[Start of Excerpted data]
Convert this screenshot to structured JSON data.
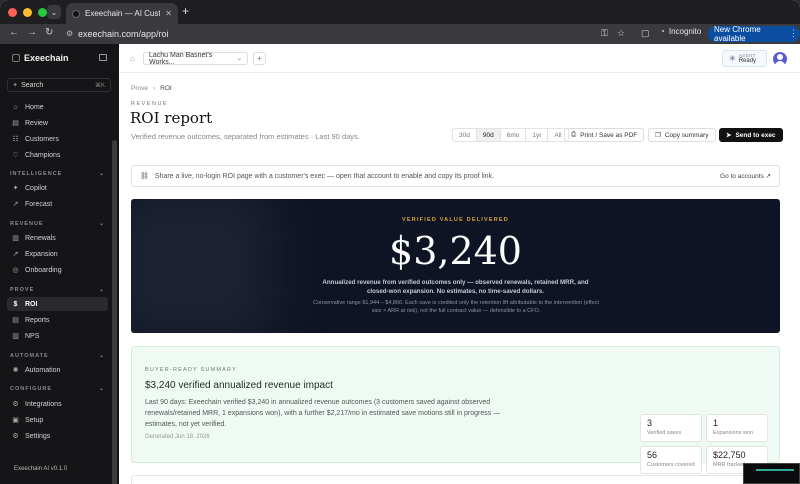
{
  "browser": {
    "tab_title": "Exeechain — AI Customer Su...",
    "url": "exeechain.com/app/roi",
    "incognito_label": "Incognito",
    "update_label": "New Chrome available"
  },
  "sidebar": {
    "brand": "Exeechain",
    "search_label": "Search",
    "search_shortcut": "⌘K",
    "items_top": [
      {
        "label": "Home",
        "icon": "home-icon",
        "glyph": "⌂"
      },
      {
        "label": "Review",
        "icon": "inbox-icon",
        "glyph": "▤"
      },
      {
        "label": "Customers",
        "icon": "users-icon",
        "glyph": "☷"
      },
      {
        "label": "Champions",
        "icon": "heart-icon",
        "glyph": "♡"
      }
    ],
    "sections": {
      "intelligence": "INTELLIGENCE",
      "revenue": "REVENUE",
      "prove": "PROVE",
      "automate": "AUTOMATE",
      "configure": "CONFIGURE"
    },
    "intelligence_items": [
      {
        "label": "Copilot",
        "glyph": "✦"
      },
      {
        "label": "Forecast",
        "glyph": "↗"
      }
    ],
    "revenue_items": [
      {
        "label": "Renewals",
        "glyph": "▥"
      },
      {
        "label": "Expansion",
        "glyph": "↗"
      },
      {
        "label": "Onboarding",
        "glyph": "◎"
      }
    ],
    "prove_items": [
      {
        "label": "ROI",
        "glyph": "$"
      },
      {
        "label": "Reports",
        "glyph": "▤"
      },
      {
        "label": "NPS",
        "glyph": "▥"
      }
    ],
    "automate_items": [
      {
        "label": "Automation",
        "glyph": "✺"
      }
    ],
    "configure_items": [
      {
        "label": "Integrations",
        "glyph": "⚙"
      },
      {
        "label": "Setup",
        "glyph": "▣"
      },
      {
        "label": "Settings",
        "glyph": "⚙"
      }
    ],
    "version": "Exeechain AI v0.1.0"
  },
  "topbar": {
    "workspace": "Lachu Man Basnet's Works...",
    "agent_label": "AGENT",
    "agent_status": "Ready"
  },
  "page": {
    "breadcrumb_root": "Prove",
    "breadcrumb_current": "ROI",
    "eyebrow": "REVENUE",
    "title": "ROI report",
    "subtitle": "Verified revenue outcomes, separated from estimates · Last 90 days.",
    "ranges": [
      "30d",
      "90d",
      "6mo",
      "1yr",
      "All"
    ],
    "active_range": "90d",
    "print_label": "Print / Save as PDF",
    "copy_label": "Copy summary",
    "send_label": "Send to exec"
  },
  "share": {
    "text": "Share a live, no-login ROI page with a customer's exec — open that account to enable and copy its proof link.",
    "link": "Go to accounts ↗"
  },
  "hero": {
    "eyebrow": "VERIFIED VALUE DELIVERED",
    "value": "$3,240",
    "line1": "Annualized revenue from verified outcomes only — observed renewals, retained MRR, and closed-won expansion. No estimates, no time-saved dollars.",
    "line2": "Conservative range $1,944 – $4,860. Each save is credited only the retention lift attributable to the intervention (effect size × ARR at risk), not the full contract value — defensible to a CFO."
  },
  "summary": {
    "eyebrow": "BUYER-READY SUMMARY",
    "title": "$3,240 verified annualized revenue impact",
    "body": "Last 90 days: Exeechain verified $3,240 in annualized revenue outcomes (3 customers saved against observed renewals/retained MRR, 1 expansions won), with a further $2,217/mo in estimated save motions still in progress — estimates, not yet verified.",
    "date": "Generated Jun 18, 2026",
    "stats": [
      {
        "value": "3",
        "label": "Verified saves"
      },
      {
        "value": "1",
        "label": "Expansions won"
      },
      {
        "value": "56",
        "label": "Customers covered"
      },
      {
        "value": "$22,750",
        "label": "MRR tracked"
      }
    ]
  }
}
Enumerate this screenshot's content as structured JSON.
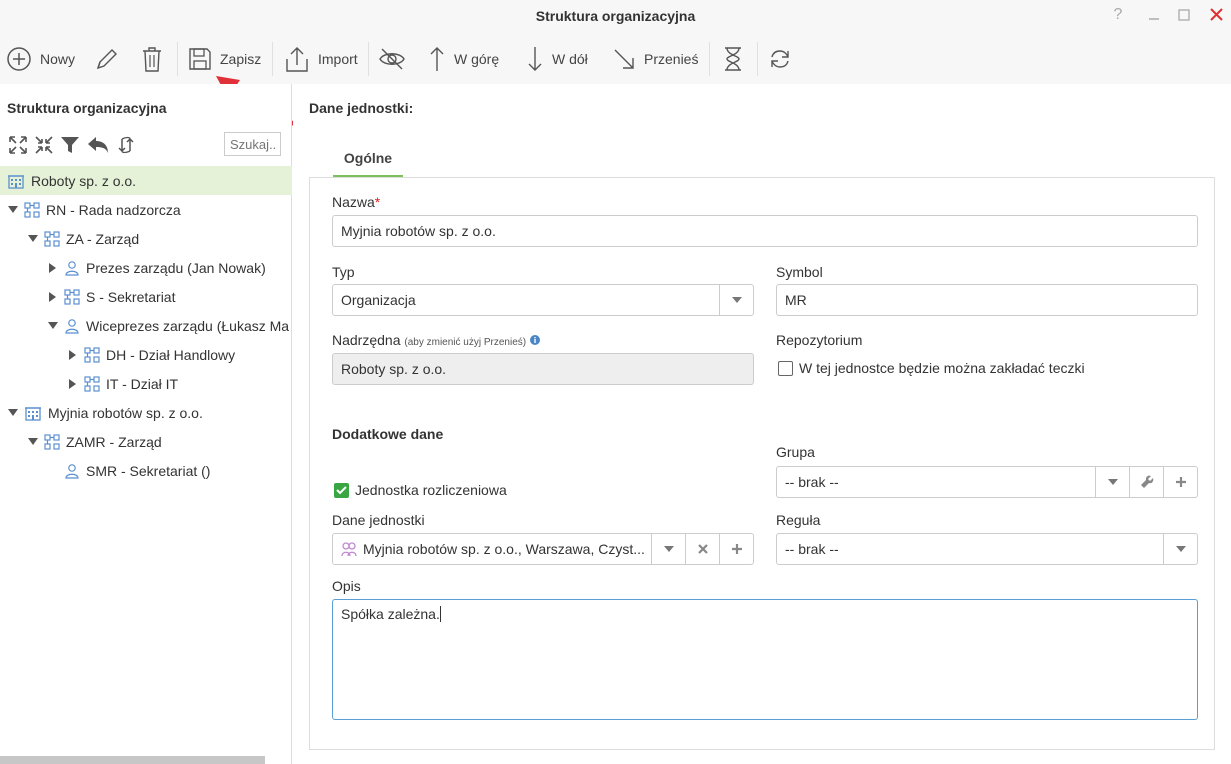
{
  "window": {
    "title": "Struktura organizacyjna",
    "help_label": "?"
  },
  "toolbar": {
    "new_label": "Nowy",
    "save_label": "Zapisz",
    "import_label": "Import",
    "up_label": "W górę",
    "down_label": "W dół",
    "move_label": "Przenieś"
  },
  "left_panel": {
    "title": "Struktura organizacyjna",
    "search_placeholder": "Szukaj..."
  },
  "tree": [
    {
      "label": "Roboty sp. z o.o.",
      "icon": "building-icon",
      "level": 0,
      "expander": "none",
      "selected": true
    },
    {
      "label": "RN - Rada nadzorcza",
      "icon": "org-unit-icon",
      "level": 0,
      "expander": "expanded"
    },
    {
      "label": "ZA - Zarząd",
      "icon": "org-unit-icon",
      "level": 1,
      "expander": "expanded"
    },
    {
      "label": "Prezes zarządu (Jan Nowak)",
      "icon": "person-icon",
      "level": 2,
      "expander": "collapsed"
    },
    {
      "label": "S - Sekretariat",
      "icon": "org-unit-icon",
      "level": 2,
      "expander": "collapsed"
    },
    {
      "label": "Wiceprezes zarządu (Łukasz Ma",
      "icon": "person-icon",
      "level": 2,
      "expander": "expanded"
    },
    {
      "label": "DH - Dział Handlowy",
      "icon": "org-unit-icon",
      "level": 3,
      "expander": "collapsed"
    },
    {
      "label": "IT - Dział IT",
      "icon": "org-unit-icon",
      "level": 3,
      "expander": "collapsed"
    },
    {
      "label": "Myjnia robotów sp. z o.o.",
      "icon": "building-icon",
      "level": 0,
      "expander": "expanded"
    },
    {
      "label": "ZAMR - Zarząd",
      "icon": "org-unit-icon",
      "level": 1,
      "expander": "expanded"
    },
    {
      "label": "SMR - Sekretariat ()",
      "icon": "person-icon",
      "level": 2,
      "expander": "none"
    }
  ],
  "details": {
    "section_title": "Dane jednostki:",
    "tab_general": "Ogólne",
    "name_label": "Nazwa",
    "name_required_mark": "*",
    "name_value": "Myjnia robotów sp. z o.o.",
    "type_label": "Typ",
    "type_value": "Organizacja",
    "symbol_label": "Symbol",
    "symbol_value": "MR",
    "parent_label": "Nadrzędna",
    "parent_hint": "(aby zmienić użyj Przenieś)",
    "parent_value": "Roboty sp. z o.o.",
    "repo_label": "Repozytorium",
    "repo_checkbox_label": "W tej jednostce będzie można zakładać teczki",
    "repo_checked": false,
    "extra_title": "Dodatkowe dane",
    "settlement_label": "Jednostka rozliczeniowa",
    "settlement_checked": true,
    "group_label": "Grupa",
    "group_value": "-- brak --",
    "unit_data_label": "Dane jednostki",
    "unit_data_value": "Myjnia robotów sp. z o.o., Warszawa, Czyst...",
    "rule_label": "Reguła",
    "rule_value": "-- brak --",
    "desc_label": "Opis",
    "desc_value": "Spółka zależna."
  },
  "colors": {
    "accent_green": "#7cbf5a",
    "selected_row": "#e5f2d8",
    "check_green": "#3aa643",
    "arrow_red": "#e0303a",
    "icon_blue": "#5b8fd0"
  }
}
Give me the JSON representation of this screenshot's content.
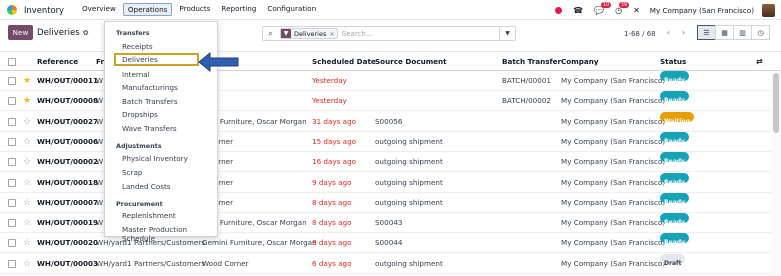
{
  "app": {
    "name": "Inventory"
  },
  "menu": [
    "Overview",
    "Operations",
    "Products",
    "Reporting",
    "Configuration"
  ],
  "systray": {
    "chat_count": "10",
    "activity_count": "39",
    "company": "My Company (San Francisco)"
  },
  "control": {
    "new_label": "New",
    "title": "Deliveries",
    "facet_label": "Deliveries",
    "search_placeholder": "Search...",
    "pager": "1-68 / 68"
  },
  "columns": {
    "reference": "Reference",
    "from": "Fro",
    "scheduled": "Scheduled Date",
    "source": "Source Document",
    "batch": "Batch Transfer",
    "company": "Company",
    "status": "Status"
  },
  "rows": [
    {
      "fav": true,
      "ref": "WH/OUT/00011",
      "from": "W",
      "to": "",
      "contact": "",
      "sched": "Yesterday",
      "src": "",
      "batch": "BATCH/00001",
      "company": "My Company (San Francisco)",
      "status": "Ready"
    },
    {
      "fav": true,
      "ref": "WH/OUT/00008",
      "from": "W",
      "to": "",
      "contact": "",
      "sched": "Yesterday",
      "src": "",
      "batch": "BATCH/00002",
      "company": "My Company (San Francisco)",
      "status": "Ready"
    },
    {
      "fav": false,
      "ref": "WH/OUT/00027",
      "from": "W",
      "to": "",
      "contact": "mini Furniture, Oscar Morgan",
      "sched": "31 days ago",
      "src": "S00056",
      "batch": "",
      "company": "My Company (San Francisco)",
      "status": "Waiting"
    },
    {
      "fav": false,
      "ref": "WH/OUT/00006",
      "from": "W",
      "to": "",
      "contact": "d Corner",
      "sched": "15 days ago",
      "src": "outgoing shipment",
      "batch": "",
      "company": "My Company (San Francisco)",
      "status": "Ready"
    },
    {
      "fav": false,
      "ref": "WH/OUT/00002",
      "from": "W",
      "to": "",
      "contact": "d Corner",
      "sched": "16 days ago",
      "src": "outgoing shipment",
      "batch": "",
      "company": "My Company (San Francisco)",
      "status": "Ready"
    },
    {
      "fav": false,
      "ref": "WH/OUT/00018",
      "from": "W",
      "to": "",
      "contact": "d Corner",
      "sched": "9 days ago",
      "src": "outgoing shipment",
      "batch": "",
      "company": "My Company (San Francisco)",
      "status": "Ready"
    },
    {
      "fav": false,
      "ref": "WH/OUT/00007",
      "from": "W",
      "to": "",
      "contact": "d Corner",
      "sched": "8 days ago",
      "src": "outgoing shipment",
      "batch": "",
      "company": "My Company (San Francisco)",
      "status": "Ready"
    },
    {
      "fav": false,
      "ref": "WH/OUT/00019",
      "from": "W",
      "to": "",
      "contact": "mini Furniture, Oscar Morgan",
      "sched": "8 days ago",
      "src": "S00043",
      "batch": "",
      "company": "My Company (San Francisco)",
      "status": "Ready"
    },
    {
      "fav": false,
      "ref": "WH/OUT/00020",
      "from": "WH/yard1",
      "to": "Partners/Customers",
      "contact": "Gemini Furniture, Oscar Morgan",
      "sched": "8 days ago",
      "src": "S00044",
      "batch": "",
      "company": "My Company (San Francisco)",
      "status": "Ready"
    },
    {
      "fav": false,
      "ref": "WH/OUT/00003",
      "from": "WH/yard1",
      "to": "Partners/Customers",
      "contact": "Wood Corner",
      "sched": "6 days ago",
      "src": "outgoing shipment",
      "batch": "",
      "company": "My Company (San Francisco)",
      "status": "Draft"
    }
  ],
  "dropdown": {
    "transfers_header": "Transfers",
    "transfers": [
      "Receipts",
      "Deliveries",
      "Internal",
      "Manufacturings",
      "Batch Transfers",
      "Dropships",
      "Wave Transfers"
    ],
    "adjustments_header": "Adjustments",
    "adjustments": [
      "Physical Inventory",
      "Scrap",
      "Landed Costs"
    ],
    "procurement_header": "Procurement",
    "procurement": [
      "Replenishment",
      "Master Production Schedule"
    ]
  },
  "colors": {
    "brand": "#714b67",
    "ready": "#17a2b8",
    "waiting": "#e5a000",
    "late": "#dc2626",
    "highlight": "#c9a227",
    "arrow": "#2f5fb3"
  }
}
[End of Excerpted data]
Copy down every line of the entries containing the word "with".

    "text": "Share a live, no-login ROI page with a customer's exec — open that account to enable and copy its proof link.",
    "body": "Last 90 days: Exeechain verified $3,240 in annualized revenue outcomes (3 customers saved against observed renewals/retained MRR, 1 expansions won), with a further $2,217/mo in estimated save motions still in progress — estimates, not yet verified.",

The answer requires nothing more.